§ Stated exercise
Reproduce every line of the entries below without any changes.

§ Some entries
— Begin —
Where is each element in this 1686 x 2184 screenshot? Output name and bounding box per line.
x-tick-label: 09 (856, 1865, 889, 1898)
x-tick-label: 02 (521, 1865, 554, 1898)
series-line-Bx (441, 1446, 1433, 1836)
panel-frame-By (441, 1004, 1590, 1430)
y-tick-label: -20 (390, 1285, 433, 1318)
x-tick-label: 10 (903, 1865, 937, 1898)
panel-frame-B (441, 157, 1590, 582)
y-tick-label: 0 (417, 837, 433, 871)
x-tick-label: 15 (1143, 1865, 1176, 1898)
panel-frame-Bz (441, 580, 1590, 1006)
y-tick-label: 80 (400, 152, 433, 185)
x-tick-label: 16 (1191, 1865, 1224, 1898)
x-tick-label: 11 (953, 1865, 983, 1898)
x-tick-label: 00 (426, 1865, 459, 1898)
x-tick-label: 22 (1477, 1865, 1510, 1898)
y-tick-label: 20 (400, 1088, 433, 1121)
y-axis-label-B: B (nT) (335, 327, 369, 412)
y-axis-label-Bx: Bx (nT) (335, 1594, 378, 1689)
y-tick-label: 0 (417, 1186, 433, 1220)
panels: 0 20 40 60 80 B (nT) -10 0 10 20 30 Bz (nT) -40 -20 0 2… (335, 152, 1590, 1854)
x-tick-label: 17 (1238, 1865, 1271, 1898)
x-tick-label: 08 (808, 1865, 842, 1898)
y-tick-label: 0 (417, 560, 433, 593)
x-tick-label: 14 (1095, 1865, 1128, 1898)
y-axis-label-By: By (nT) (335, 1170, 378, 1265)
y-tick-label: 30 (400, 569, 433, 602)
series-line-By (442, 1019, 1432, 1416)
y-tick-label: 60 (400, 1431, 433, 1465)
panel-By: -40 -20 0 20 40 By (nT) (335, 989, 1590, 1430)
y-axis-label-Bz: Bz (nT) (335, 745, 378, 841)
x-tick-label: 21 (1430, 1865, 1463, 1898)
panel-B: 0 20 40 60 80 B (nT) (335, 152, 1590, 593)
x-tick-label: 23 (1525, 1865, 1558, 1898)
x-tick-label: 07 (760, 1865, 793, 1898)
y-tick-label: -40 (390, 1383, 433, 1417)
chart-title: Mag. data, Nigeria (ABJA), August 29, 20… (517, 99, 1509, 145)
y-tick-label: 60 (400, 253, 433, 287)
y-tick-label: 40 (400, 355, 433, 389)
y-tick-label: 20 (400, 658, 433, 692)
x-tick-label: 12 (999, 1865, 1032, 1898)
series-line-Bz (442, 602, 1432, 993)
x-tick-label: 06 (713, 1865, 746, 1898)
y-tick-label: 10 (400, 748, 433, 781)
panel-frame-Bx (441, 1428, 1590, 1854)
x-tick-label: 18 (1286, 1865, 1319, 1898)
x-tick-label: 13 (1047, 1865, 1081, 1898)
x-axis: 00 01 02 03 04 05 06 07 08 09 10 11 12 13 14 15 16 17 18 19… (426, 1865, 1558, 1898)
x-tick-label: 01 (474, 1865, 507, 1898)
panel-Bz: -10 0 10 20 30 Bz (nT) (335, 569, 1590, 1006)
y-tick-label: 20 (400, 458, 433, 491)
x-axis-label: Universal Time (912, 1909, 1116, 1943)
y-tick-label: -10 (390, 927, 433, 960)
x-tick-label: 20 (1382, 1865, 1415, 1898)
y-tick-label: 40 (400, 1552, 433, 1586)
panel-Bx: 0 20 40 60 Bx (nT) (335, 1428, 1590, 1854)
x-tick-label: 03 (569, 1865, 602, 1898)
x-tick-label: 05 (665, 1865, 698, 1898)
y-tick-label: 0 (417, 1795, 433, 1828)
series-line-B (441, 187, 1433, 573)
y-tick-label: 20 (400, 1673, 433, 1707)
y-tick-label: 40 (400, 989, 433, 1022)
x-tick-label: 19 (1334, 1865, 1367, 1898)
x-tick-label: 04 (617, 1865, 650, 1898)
— End —
§ Result
Where is each element in this 1686 x 2184 screenshot? Output name and bounding box per line.
x-tick-label: 09 (856, 1865, 889, 1898)
x-tick-label: 02 (521, 1865, 554, 1898)
series-line-Bx (441, 1446, 1433, 1836)
panel-frame-By (441, 1004, 1590, 1430)
y-tick-label: -20 (390, 1285, 433, 1318)
x-tick-label: 10 (903, 1865, 937, 1898)
panel-frame-B (441, 157, 1590, 582)
y-tick-label: 0 (417, 837, 433, 871)
x-tick-label: 15 (1143, 1865, 1176, 1898)
panel-frame-Bz (441, 580, 1590, 1006)
y-tick-label: 80 (400, 152, 433, 185)
x-tick-label: 16 (1191, 1865, 1224, 1898)
x-tick-label: 11 (953, 1865, 983, 1898)
x-tick-label: 00 (426, 1865, 459, 1898)
x-tick-label: 22 (1477, 1865, 1510, 1898)
y-tick-label: 20 (400, 1088, 433, 1121)
y-axis-label-B: B (nT) (335, 327, 369, 412)
y-axis-label-Bx: Bx (nT) (335, 1594, 378, 1689)
y-tick-label: 0 (417, 1186, 433, 1220)
panels: 0 20 40 60 80 B (nT) -10 0 10 20 30 Bz (nT) -40 -20 0 2… (335, 152, 1590, 1854)
x-tick-label: 17 (1238, 1865, 1271, 1898)
x-tick-label: 08 (808, 1865, 842, 1898)
y-tick-label: 0 (417, 560, 433, 593)
x-tick-label: 14 (1095, 1865, 1128, 1898)
y-axis-label-By: By (nT) (335, 1170, 378, 1265)
y-tick-label: 30 (400, 569, 433, 602)
series-line-By (442, 1019, 1432, 1416)
y-tick-label: 60 (400, 1431, 433, 1465)
panel-By: -40 -20 0 20 40 By (nT) (335, 989, 1590, 1430)
y-axis-label-Bz: Bz (nT) (335, 745, 378, 841)
x-tick-label: 21 (1430, 1865, 1463, 1898)
panel-B: 0 20 40 60 80 B (nT) (335, 152, 1590, 593)
x-tick-label: 23 (1525, 1865, 1558, 1898)
x-tick-label: 07 (760, 1865, 793, 1898)
y-tick-label: -40 (390, 1383, 433, 1417)
chart-title: Mag. data, Nigeria (ABJA), August 29, 20… (517, 99, 1509, 145)
y-tick-label: 60 (400, 253, 433, 287)
y-tick-label: 40 (400, 355, 433, 389)
y-tick-label: 20 (400, 658, 433, 692)
x-tick-label: 12 (999, 1865, 1032, 1898)
series-line-Bz (442, 602, 1432, 993)
x-tick-label: 06 (713, 1865, 746, 1898)
y-tick-label: 10 (400, 748, 433, 781)
panel-frame-Bx (441, 1428, 1590, 1854)
x-tick-label: 18 (1286, 1865, 1319, 1898)
x-tick-label: 13 (1047, 1865, 1081, 1898)
x-axis: 00 01 02 03 04 05 06 07 08 09 10 11 12 13 14 15 16 17 18 19… (426, 1865, 1558, 1898)
x-tick-label: 01 (474, 1865, 507, 1898)
panel-Bz: -10 0 10 20 30 Bz (nT) (335, 569, 1590, 1006)
y-tick-label: 20 (400, 458, 433, 491)
x-axis-label: Universal Time (912, 1909, 1116, 1943)
y-tick-label: -10 (390, 927, 433, 960)
x-tick-label: 20 (1382, 1865, 1415, 1898)
y-tick-label: 40 (400, 1552, 433, 1586)
panel-Bx: 0 20 40 60 Bx (nT) (335, 1428, 1590, 1854)
x-tick-label: 03 (569, 1865, 602, 1898)
x-tick-label: 05 (665, 1865, 698, 1898)
y-tick-label: 0 (417, 1795, 433, 1828)
series-line-B (441, 187, 1433, 573)
y-tick-label: 20 (400, 1673, 433, 1707)
y-tick-label: 40 (400, 989, 433, 1022)
x-tick-label: 19 (1334, 1865, 1367, 1898)
x-tick-label: 04 (617, 1865, 650, 1898)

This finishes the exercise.